__Written task__: Return all of the entries exactly, with nothing added or left out.

__Record excerpts__:
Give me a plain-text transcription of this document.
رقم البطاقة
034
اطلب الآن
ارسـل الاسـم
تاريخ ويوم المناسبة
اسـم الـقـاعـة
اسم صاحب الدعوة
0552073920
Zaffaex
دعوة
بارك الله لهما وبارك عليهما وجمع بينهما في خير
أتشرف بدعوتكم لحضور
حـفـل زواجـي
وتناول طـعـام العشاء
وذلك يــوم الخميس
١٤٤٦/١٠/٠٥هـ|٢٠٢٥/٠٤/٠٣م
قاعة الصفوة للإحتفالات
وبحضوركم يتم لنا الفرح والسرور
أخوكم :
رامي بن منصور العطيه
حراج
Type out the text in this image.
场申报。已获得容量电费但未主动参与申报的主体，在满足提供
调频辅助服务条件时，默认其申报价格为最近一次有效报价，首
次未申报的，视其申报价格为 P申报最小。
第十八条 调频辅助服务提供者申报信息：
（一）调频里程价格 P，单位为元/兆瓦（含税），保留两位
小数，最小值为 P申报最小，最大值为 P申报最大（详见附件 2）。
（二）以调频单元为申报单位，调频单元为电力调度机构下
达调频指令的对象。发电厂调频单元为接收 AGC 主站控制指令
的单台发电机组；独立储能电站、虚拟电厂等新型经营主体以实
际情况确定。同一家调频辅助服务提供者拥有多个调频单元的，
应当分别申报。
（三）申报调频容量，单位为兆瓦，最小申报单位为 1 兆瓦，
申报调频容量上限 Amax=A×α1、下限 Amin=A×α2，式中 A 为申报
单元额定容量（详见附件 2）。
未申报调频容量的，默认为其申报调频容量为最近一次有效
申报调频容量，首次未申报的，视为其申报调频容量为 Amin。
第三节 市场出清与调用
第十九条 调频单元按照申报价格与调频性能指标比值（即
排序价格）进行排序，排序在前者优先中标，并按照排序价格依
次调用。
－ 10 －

__Result for this task__:
Give me a plain-text transcription of this document.
رقم البطاقة
034
اطلب الآن
ارسـل الاسـم
تاريخ ويوم المناسبة
اسـم الـقـاعـة
اسم صاحب الدعوة
0552073920
Zaffaex
دعوة
بارك الله لهما وبارك عليهما وجمع بينهما في خير
أتشرف بدعوتكم لحضور
حـفـل زواجـي
وتناول طـعـام العشاء
وذلك يــوم الخميس
١٤٤٦/١٠/٠٥هـ|٢٠٢٥/٠٤/٠٣م
قاعة الصفوة للإحتفالات
وبحضوركم يتم لنا الفرح والسرور
أخوكم :
رامي بن منصور العطيه
حراج
Type out the text in this image.
场申报。已获得容量电费但未主动参与申报的主体，在满足提供
调频辅助服务条件时，默认其申报价格为最近一次有效报价，首
次未申报的，视其申报价格为 P申报最小。
第十八条 调频辅助服务提供者申报信息：
（一）调频里程价格 P，单位为元/兆瓦（含税），保留两位
小数，最小值为 P申报最小，最大值为 P申报最大（详见附件 2）。
（二）以调频单元为申报单位，调频单元为电力调度机构下
达调频指令的对象。发电厂调频单元为接收 AGC 主站控制指令
的单台发电机组；独立储能电站、虚拟电厂等新型经营主体以实
际情况确定。同一家调频辅助服务提供者拥有多个调频单元的，
应当分别申报。
（三）申报调频容量，单位为兆瓦，最小申报单位为 1 兆瓦，
申报调频容量上限 Amax=A×α1、下限 Amin=A×α2，式中 A 为申报
单元额定容量（详见附件 2）。
未申报调频容量的，默认为其申报调频容量为最近一次有效
申报调频容量，首次未申报的，视为其申报调频容量为 Amin。
第三节 市场出清与调用
第十九条 调频单元按照申报价格与调频性能指标比值（即
排序价格）进行排序，排序在前者优先中标，并按照排序价格依
次调用。
－ 10 －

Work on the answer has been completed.